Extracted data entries

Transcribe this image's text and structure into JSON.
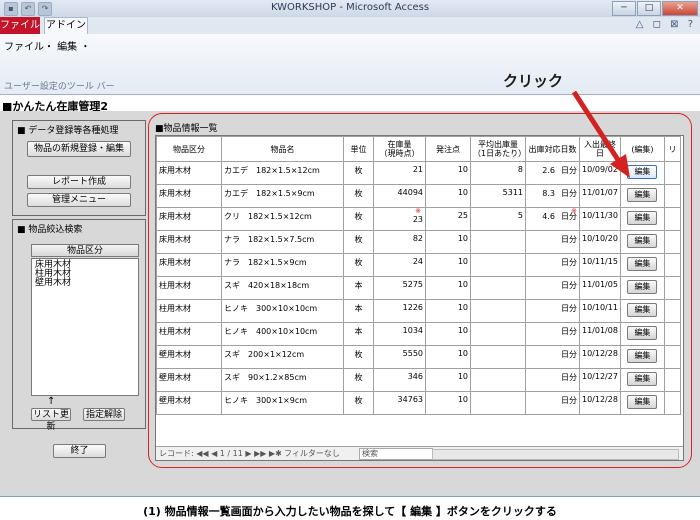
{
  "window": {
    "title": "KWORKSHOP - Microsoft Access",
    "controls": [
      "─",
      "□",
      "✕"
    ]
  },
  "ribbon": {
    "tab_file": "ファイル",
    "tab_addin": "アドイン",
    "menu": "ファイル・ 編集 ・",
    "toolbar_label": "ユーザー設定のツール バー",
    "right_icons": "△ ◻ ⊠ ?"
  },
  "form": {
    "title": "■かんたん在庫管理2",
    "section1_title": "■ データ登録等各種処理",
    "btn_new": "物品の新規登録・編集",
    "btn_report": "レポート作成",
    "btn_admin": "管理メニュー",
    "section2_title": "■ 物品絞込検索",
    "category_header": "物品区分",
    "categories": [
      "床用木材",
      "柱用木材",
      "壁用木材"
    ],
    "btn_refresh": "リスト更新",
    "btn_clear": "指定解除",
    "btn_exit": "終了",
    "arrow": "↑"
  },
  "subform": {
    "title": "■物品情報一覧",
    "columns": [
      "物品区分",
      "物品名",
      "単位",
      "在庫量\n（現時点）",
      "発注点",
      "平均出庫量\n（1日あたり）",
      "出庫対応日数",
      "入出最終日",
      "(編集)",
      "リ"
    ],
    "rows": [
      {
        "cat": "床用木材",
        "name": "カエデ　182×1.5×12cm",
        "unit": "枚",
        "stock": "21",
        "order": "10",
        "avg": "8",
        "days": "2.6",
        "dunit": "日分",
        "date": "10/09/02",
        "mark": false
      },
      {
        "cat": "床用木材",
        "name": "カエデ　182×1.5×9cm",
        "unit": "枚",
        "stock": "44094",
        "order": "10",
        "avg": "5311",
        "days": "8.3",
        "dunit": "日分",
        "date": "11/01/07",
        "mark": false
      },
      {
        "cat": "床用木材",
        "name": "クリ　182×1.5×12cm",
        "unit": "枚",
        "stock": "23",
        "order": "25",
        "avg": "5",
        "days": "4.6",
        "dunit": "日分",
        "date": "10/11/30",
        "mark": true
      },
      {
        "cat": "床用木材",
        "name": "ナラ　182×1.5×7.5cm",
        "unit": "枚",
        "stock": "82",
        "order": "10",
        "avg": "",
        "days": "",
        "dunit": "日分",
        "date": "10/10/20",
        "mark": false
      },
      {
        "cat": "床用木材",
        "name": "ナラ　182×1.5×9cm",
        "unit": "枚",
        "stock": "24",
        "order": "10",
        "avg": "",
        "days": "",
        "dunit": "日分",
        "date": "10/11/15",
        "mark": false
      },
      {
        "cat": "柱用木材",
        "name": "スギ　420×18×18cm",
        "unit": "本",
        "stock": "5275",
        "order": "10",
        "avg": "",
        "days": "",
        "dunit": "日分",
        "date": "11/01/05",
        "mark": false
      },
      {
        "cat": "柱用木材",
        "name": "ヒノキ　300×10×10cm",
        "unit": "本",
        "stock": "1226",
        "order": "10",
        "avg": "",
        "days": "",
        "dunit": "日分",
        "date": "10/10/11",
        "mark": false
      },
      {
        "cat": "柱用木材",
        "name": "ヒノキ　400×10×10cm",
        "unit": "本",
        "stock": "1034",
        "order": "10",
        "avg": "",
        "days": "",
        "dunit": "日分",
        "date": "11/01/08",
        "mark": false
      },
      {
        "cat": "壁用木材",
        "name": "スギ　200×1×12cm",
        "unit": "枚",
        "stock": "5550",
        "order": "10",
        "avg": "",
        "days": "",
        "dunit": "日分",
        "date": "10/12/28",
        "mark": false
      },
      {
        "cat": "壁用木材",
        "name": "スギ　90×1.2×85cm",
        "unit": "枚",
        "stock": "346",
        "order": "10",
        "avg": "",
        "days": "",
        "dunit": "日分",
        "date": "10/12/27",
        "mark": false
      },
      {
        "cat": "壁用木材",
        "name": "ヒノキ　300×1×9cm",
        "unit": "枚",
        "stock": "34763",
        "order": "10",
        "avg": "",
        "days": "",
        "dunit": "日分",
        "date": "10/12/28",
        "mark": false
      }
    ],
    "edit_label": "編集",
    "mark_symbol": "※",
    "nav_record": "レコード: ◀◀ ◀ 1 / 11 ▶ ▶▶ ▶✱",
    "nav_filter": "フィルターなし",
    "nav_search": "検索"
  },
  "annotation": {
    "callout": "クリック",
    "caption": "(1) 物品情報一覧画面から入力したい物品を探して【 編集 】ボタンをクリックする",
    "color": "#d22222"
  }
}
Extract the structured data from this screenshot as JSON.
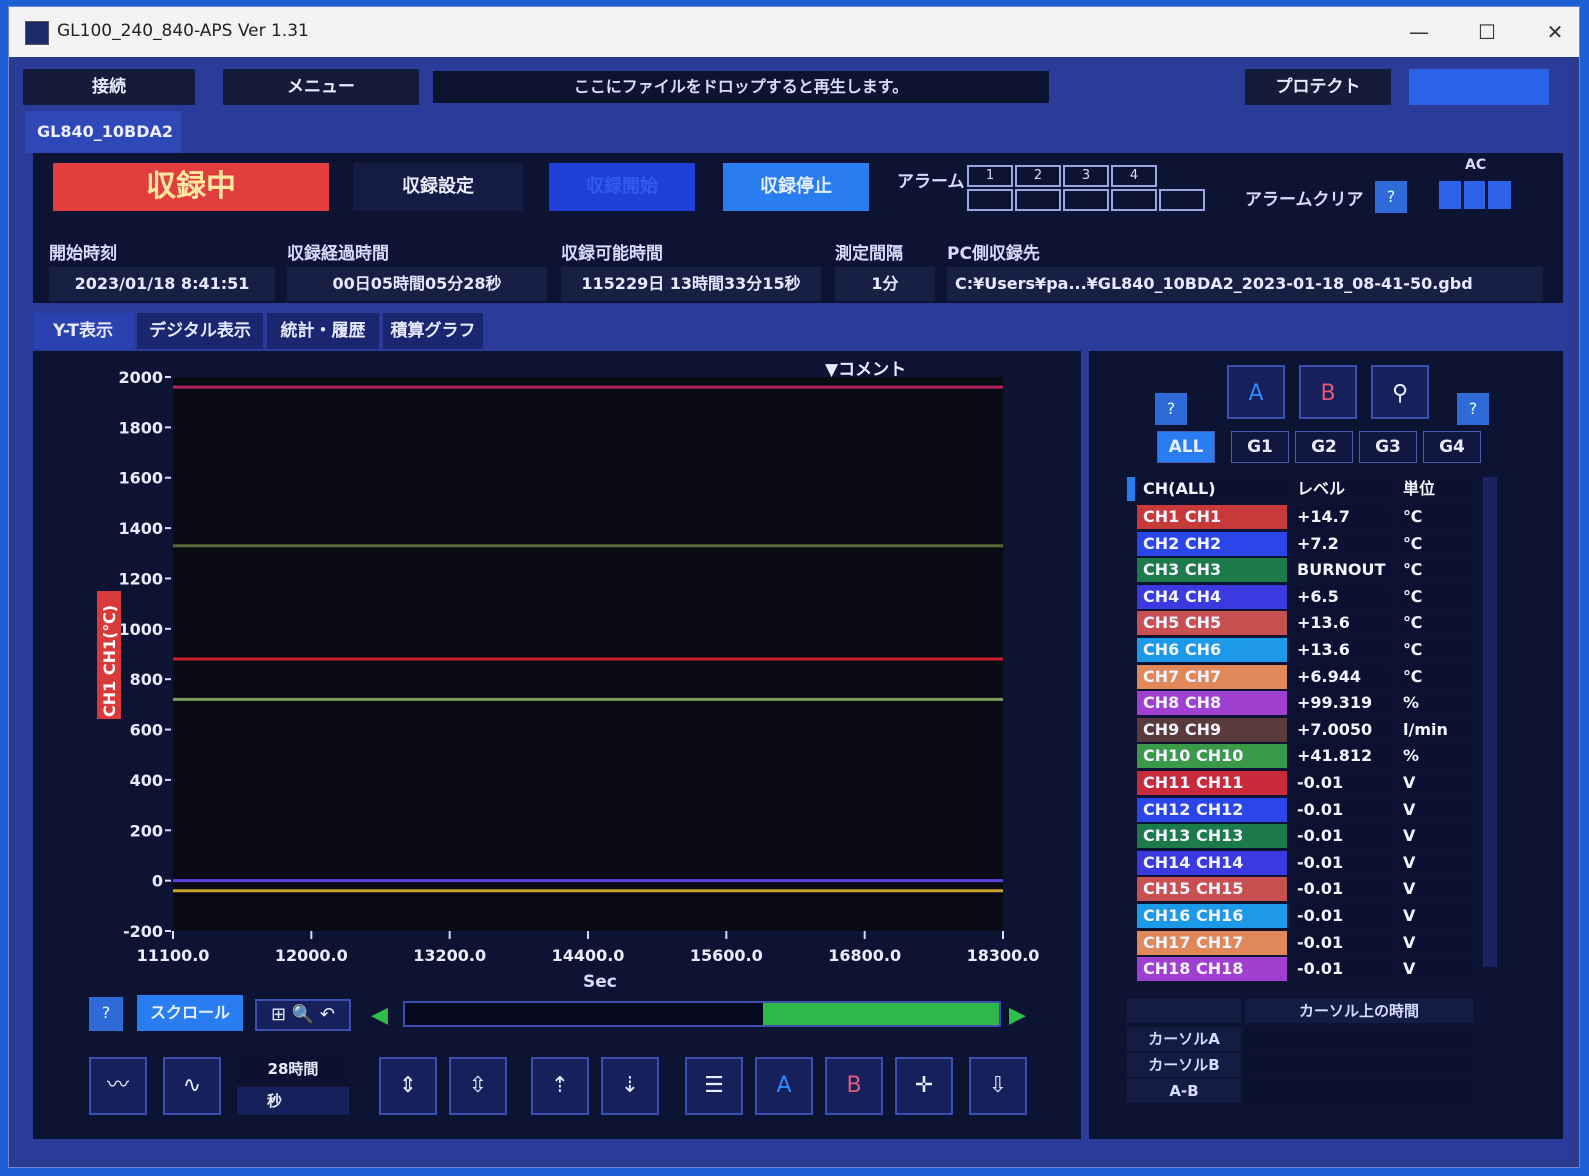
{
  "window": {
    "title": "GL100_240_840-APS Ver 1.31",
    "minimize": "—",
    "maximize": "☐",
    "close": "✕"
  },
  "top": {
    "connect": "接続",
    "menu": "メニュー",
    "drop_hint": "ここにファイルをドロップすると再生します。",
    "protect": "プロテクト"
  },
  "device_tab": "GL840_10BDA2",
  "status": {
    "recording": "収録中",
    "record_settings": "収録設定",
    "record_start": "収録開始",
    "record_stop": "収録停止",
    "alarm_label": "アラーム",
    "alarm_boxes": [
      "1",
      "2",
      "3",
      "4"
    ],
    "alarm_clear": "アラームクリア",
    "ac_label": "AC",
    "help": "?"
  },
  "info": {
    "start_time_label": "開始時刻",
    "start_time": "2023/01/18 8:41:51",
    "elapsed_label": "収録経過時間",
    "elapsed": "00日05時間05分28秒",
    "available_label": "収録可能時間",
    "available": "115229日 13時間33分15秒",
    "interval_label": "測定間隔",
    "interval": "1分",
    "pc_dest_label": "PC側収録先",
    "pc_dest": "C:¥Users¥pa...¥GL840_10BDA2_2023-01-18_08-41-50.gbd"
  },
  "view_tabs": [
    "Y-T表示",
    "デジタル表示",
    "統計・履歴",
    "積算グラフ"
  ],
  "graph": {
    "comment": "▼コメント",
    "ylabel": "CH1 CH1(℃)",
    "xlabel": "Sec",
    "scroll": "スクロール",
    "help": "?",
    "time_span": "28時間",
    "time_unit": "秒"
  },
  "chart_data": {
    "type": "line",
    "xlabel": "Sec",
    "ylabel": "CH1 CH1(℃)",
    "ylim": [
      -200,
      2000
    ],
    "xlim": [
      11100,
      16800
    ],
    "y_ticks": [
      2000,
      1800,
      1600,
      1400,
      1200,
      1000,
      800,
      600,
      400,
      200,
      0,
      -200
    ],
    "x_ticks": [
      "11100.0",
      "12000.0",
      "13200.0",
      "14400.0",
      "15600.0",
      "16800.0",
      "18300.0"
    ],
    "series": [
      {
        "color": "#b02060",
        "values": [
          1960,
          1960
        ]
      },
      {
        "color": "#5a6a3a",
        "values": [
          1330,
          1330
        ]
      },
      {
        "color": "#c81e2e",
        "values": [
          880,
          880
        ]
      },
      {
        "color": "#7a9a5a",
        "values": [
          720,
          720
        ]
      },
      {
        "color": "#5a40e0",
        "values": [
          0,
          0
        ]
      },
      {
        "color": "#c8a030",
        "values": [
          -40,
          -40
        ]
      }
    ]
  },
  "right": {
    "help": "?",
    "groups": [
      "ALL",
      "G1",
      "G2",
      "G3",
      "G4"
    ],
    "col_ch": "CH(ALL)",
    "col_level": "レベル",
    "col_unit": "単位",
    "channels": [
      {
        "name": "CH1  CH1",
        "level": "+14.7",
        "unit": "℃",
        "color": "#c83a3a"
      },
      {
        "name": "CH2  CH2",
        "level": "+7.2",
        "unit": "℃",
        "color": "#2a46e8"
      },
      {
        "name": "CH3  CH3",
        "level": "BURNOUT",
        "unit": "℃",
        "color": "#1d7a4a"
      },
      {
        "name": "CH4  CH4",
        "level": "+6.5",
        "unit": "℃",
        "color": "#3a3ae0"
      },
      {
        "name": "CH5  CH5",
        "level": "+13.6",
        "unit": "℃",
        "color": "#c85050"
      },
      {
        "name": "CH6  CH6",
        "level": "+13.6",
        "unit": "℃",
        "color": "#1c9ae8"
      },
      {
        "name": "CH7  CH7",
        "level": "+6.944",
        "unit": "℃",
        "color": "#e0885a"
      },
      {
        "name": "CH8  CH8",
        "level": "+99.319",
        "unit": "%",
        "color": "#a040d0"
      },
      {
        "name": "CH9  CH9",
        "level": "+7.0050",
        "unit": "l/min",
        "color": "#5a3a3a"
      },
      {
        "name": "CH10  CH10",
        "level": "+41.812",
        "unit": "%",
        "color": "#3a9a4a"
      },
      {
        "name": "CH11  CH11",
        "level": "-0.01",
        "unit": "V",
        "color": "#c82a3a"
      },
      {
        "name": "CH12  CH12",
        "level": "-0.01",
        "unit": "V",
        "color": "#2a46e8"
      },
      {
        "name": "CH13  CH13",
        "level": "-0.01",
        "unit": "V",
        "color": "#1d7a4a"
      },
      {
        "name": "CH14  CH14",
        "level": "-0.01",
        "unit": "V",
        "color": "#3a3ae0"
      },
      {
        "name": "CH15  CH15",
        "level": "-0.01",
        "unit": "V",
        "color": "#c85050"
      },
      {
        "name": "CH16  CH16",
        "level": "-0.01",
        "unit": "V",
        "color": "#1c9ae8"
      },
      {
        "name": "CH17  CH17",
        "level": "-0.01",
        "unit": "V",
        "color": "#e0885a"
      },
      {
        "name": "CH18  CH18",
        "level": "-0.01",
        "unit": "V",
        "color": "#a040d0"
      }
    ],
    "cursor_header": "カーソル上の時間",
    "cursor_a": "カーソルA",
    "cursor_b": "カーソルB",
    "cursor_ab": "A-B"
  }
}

...

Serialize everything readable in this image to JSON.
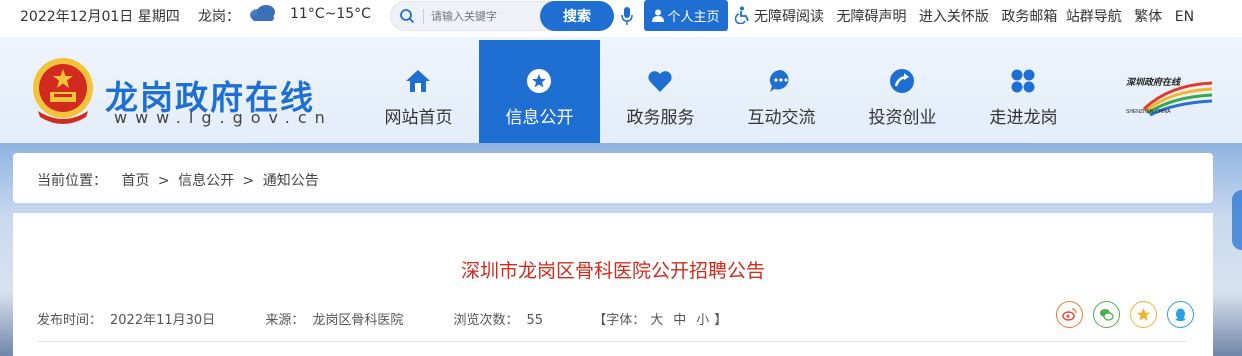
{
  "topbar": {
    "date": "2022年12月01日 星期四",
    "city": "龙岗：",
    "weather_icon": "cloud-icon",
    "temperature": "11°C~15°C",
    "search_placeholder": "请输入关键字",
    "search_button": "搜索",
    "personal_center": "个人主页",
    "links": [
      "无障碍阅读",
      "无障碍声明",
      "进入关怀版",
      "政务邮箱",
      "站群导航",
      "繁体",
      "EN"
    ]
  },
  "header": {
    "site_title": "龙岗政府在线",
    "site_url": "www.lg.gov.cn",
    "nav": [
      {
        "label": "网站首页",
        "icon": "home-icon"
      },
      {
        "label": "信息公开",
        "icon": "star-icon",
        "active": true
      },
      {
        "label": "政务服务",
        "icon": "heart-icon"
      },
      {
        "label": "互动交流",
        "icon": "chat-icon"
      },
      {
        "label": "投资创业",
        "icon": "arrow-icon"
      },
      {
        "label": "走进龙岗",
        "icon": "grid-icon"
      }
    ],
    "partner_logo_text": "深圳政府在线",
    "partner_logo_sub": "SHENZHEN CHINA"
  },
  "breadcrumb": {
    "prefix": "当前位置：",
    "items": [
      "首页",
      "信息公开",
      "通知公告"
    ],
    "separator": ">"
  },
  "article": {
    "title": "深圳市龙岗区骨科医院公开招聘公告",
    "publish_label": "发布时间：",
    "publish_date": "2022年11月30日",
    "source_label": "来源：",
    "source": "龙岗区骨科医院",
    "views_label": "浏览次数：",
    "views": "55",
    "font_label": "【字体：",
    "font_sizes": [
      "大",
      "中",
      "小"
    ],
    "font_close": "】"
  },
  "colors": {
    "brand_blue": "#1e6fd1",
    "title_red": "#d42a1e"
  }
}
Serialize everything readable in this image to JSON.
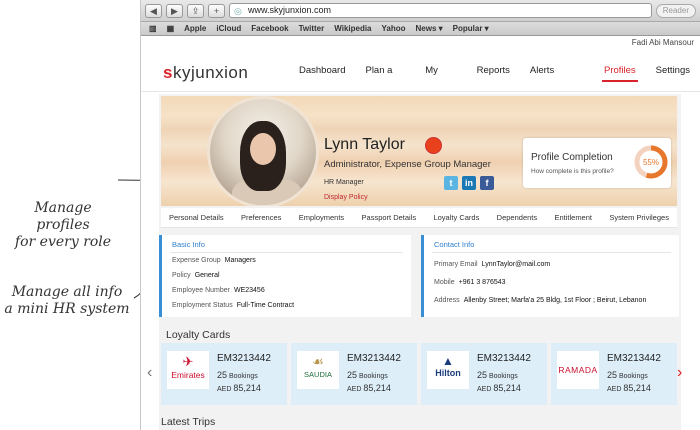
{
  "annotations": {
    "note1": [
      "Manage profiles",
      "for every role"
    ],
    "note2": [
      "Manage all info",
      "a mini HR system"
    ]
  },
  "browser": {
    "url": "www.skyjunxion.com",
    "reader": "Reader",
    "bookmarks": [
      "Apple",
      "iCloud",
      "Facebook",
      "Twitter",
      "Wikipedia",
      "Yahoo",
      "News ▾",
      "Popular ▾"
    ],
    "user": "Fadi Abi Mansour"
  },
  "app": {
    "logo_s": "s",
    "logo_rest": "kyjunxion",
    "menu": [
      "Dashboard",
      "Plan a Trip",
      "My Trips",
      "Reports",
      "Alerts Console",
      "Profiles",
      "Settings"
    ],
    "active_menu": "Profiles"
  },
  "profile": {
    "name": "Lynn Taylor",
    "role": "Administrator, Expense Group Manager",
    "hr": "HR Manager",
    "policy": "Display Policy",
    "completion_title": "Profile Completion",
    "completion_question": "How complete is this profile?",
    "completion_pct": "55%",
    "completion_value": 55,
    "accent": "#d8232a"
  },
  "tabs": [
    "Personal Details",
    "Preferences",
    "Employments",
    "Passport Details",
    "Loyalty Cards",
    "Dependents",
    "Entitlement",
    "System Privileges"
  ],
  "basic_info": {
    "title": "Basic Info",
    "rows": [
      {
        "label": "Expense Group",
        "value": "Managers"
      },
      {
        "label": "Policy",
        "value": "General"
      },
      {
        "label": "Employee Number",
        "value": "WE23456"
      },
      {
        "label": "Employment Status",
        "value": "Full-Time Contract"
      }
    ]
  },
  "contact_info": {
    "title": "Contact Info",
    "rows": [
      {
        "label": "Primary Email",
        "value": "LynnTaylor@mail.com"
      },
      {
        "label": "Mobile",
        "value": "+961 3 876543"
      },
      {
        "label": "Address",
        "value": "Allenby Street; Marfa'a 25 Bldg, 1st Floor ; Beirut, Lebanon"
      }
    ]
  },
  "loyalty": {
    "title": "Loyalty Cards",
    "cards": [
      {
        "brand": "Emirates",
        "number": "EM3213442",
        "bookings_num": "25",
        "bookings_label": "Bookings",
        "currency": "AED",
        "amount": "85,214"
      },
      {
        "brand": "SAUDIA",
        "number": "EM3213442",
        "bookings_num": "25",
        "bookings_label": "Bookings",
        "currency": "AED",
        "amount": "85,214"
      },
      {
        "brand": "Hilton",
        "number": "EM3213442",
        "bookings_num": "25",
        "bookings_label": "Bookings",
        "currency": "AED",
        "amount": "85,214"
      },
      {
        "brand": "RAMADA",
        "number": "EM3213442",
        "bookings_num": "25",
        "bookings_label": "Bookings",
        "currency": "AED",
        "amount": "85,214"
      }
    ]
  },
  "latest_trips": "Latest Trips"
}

▶ [DIRECTIONS FOR THIS TASK] Find the word "Expense" and list each line it appears in.

▶ [TASK OUTPUT]
    "role": "Administrator, Expense Group Manager",
        "label": "Expense Group",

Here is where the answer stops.